## EXERCISE DESCRIPTION
Nothing in the records may be left out or altered; reproduce them all exactly.

## ENTRIES PROVIDED
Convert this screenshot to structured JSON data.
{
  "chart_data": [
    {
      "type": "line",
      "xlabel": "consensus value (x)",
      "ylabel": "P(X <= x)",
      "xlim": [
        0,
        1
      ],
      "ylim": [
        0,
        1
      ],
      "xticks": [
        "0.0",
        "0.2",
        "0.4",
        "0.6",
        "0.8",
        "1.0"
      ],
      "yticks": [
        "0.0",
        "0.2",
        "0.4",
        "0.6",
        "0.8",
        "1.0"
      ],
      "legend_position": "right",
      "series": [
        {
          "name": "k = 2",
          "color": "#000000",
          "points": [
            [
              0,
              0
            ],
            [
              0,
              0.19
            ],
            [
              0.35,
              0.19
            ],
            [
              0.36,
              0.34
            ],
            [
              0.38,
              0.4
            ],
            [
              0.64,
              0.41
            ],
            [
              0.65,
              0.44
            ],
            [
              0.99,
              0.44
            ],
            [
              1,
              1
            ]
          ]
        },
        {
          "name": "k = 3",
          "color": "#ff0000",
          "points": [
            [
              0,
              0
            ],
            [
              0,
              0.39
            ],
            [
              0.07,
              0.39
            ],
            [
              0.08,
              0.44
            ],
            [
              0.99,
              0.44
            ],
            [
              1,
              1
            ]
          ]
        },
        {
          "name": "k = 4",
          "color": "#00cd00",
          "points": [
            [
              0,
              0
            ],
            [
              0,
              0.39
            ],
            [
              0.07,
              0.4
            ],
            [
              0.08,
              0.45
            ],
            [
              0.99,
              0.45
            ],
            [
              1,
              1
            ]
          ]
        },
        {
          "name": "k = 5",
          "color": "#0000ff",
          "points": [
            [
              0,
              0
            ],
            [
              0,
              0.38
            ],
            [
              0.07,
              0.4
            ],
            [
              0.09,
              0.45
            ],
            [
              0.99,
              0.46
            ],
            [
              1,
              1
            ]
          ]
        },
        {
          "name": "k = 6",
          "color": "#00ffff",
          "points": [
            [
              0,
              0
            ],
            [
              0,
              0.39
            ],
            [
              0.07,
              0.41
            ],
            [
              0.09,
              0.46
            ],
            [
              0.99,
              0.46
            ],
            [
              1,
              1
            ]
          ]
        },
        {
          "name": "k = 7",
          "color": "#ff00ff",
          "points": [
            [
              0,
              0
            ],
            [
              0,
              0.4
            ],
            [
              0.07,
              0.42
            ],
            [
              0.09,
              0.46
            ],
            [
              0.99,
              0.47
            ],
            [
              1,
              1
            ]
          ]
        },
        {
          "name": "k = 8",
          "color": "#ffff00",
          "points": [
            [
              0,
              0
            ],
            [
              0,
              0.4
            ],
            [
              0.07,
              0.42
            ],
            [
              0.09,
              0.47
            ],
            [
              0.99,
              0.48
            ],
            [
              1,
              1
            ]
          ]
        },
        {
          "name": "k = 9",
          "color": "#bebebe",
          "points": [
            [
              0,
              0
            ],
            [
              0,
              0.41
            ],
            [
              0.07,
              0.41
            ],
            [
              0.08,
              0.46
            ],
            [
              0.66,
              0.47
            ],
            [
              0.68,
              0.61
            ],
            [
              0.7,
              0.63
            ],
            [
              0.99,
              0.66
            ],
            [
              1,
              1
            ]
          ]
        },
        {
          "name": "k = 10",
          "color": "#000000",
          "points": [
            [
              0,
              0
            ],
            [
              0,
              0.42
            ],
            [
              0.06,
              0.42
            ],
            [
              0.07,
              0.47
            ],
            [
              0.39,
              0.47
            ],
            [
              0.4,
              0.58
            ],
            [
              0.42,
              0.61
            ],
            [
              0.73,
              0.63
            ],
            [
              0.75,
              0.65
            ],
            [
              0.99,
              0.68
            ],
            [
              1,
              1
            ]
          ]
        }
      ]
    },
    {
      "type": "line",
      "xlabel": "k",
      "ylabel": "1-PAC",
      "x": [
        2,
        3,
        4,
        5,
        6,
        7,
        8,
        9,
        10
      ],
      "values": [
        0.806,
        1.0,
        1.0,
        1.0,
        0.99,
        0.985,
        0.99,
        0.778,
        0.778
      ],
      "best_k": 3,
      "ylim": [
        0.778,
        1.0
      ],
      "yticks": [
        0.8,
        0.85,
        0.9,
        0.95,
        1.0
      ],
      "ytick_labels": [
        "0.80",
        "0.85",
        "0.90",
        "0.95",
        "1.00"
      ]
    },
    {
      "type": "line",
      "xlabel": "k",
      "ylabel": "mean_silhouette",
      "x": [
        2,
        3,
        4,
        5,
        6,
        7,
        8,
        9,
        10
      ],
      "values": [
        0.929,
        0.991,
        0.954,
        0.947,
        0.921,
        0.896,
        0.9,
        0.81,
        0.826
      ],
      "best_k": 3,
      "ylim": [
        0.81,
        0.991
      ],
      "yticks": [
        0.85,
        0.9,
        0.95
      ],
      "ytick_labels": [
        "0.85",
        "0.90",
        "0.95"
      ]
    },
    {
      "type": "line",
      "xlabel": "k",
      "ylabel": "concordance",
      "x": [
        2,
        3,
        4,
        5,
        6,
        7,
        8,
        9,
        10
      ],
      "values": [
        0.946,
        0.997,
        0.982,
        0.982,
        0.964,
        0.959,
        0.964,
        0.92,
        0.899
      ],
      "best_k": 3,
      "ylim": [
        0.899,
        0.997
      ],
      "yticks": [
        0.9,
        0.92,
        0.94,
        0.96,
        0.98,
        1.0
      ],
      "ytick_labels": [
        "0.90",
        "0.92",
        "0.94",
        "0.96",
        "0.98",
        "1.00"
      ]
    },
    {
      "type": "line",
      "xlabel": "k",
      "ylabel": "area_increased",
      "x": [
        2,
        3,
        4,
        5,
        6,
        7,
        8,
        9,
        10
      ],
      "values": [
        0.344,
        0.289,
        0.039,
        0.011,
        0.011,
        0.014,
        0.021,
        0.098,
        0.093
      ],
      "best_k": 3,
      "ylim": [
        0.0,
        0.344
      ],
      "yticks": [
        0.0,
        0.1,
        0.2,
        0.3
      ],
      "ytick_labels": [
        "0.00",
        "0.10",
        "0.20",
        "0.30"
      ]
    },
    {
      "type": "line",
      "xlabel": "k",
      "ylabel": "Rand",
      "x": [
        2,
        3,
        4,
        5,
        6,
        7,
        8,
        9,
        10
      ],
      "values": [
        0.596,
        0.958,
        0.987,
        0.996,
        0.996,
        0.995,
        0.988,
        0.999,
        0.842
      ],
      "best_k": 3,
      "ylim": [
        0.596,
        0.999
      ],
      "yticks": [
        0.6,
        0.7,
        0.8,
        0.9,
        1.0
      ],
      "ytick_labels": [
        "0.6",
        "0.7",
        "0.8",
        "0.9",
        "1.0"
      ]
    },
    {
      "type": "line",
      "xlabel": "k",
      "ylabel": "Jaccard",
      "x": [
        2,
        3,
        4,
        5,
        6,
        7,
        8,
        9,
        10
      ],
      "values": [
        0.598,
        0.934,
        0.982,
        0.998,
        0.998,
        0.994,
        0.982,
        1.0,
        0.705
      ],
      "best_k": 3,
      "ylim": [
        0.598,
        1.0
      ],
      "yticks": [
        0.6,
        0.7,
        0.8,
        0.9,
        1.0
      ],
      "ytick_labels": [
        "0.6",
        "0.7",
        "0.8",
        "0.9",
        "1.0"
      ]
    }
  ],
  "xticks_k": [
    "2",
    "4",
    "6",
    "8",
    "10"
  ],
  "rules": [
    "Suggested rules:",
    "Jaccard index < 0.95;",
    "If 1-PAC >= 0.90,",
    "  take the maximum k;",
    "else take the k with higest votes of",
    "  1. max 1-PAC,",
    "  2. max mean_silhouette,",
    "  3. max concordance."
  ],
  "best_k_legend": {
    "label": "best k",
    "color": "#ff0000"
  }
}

## RESULT
Convert this screenshot to structured JSON data.
{
  "chart_data": [
    {
      "type": "line",
      "xlabel": "consensus value (x)",
      "ylabel": "P(X <= x)",
      "xlim": [
        0,
        1
      ],
      "ylim": [
        0,
        1
      ],
      "xticks": [
        "0.0",
        "0.2",
        "0.4",
        "0.6",
        "0.8",
        "1.0"
      ],
      "yticks": [
        "0.0",
        "0.2",
        "0.4",
        "0.6",
        "0.8",
        "1.0"
      ],
      "legend_position": "right",
      "series": [
        {
          "name": "k = 2",
          "color": "#000000",
          "points": [
            [
              0,
              0
            ],
            [
              0,
              0.19
            ],
            [
              0.35,
              0.19
            ],
            [
              0.36,
              0.34
            ],
            [
              0.38,
              0.4
            ],
            [
              0.64,
              0.41
            ],
            [
              0.65,
              0.44
            ],
            [
              0.99,
              0.44
            ],
            [
              1,
              1
            ]
          ]
        },
        {
          "name": "k = 3",
          "color": "#ff0000",
          "points": [
            [
              0,
              0
            ],
            [
              0,
              0.39
            ],
            [
              0.07,
              0.39
            ],
            [
              0.08,
              0.44
            ],
            [
              0.99,
              0.44
            ],
            [
              1,
              1
            ]
          ]
        },
        {
          "name": "k = 4",
          "color": "#00cd00",
          "points": [
            [
              0,
              0
            ],
            [
              0,
              0.39
            ],
            [
              0.07,
              0.4
            ],
            [
              0.08,
              0.45
            ],
            [
              0.99,
              0.45
            ],
            [
              1,
              1
            ]
          ]
        },
        {
          "name": "k = 5",
          "color": "#0000ff",
          "points": [
            [
              0,
              0
            ],
            [
              0,
              0.38
            ],
            [
              0.07,
              0.4
            ],
            [
              0.09,
              0.45
            ],
            [
              0.99,
              0.46
            ],
            [
              1,
              1
            ]
          ]
        },
        {
          "name": "k = 6",
          "color": "#00ffff",
          "points": [
            [
              0,
              0
            ],
            [
              0,
              0.39
            ],
            [
              0.07,
              0.41
            ],
            [
              0.09,
              0.46
            ],
            [
              0.99,
              0.46
            ],
            [
              1,
              1
            ]
          ]
        },
        {
          "name": "k = 7",
          "color": "#ff00ff",
          "points": [
            [
              0,
              0
            ],
            [
              0,
              0.4
            ],
            [
              0.07,
              0.42
            ],
            [
              0.09,
              0.46
            ],
            [
              0.99,
              0.47
            ],
            [
              1,
              1
            ]
          ]
        },
        {
          "name": "k = 8",
          "color": "#ffff00",
          "points": [
            [
              0,
              0
            ],
            [
              0,
              0.4
            ],
            [
              0.07,
              0.42
            ],
            [
              0.09,
              0.47
            ],
            [
              0.99,
              0.48
            ],
            [
              1,
              1
            ]
          ]
        },
        {
          "name": "k = 9",
          "color": "#bebebe",
          "points": [
            [
              0,
              0
            ],
            [
              0,
              0.41
            ],
            [
              0.07,
              0.41
            ],
            [
              0.08,
              0.46
            ],
            [
              0.66,
              0.47
            ],
            [
              0.68,
              0.61
            ],
            [
              0.7,
              0.63
            ],
            [
              0.99,
              0.66
            ],
            [
              1,
              1
            ]
          ]
        },
        {
          "name": "k = 10",
          "color": "#000000",
          "points": [
            [
              0,
              0
            ],
            [
              0,
              0.42
            ],
            [
              0.06,
              0.42
            ],
            [
              0.07,
              0.47
            ],
            [
              0.39,
              0.47
            ],
            [
              0.4,
              0.58
            ],
            [
              0.42,
              0.61
            ],
            [
              0.73,
              0.63
            ],
            [
              0.75,
              0.65
            ],
            [
              0.99,
              0.68
            ],
            [
              1,
              1
            ]
          ]
        }
      ]
    },
    {
      "type": "line",
      "xlabel": "k",
      "ylabel": "1-PAC",
      "x": [
        2,
        3,
        4,
        5,
        6,
        7,
        8,
        9,
        10
      ],
      "values": [
        0.806,
        1.0,
        1.0,
        1.0,
        0.99,
        0.985,
        0.99,
        0.778,
        0.778
      ],
      "best_k": 3,
      "ylim": [
        0.778,
        1.0
      ],
      "yticks": [
        0.8,
        0.85,
        0.9,
        0.95,
        1.0
      ],
      "ytick_labels": [
        "0.80",
        "0.85",
        "0.90",
        "0.95",
        "1.00"
      ]
    },
    {
      "type": "line",
      "xlabel": "k",
      "ylabel": "mean_silhouette",
      "x": [
        2,
        3,
        4,
        5,
        6,
        7,
        8,
        9,
        10
      ],
      "values": [
        0.929,
        0.991,
        0.954,
        0.947,
        0.921,
        0.896,
        0.9,
        0.81,
        0.826
      ],
      "best_k": 3,
      "ylim": [
        0.81,
        0.991
      ],
      "yticks": [
        0.85,
        0.9,
        0.95
      ],
      "ytick_labels": [
        "0.85",
        "0.90",
        "0.95"
      ]
    },
    {
      "type": "line",
      "xlabel": "k",
      "ylabel": "concordance",
      "x": [
        2,
        3,
        4,
        5,
        6,
        7,
        8,
        9,
        10
      ],
      "values": [
        0.946,
        0.997,
        0.982,
        0.982,
        0.964,
        0.959,
        0.964,
        0.92,
        0.899
      ],
      "best_k": 3,
      "ylim": [
        0.899,
        0.997
      ],
      "yticks": [
        0.9,
        0.92,
        0.94,
        0.96,
        0.98,
        1.0
      ],
      "ytick_labels": [
        "0.90",
        "0.92",
        "0.94",
        "0.96",
        "0.98",
        "1.00"
      ]
    },
    {
      "type": "line",
      "xlabel": "k",
      "ylabel": "area_increased",
      "x": [
        2,
        3,
        4,
        5,
        6,
        7,
        8,
        9,
        10
      ],
      "values": [
        0.344,
        0.289,
        0.039,
        0.011,
        0.011,
        0.014,
        0.021,
        0.098,
        0.093
      ],
      "best_k": 3,
      "ylim": [
        0.0,
        0.344
      ],
      "yticks": [
        0.0,
        0.1,
        0.2,
        0.3
      ],
      "ytick_labels": [
        "0.00",
        "0.10",
        "0.20",
        "0.30"
      ]
    },
    {
      "type": "line",
      "xlabel": "k",
      "ylabel": "Rand",
      "x": [
        2,
        3,
        4,
        5,
        6,
        7,
        8,
        9,
        10
      ],
      "values": [
        0.596,
        0.958,
        0.987,
        0.996,
        0.996,
        0.995,
        0.988,
        0.999,
        0.842
      ],
      "best_k": 3,
      "ylim": [
        0.596,
        0.999
      ],
      "yticks": [
        0.6,
        0.7,
        0.8,
        0.9,
        1.0
      ],
      "ytick_labels": [
        "0.6",
        "0.7",
        "0.8",
        "0.9",
        "1.0"
      ]
    },
    {
      "type": "line",
      "xlabel": "k",
      "ylabel": "Jaccard",
      "x": [
        2,
        3,
        4,
        5,
        6,
        7,
        8,
        9,
        10
      ],
      "values": [
        0.598,
        0.934,
        0.982,
        0.998,
        0.998,
        0.994,
        0.982,
        1.0,
        0.705
      ],
      "best_k": 3,
      "ylim": [
        0.598,
        1.0
      ],
      "yticks": [
        0.6,
        0.7,
        0.8,
        0.9,
        1.0
      ],
      "ytick_labels": [
        "0.6",
        "0.7",
        "0.8",
        "0.9",
        "1.0"
      ]
    }
  ],
  "xticks_k": [
    "2",
    "4",
    "6",
    "8",
    "10"
  ],
  "rules": [
    "Suggested rules:",
    "Jaccard index < 0.95;",
    "If 1-PAC >= 0.90,",
    "  take the maximum k;",
    "else take the k with higest votes of",
    "  1. max 1-PAC,",
    "  2. max mean_silhouette,",
    "  3. max concordance."
  ],
  "best_k_legend": {
    "label": "best k",
    "color": "#ff0000"
  }
}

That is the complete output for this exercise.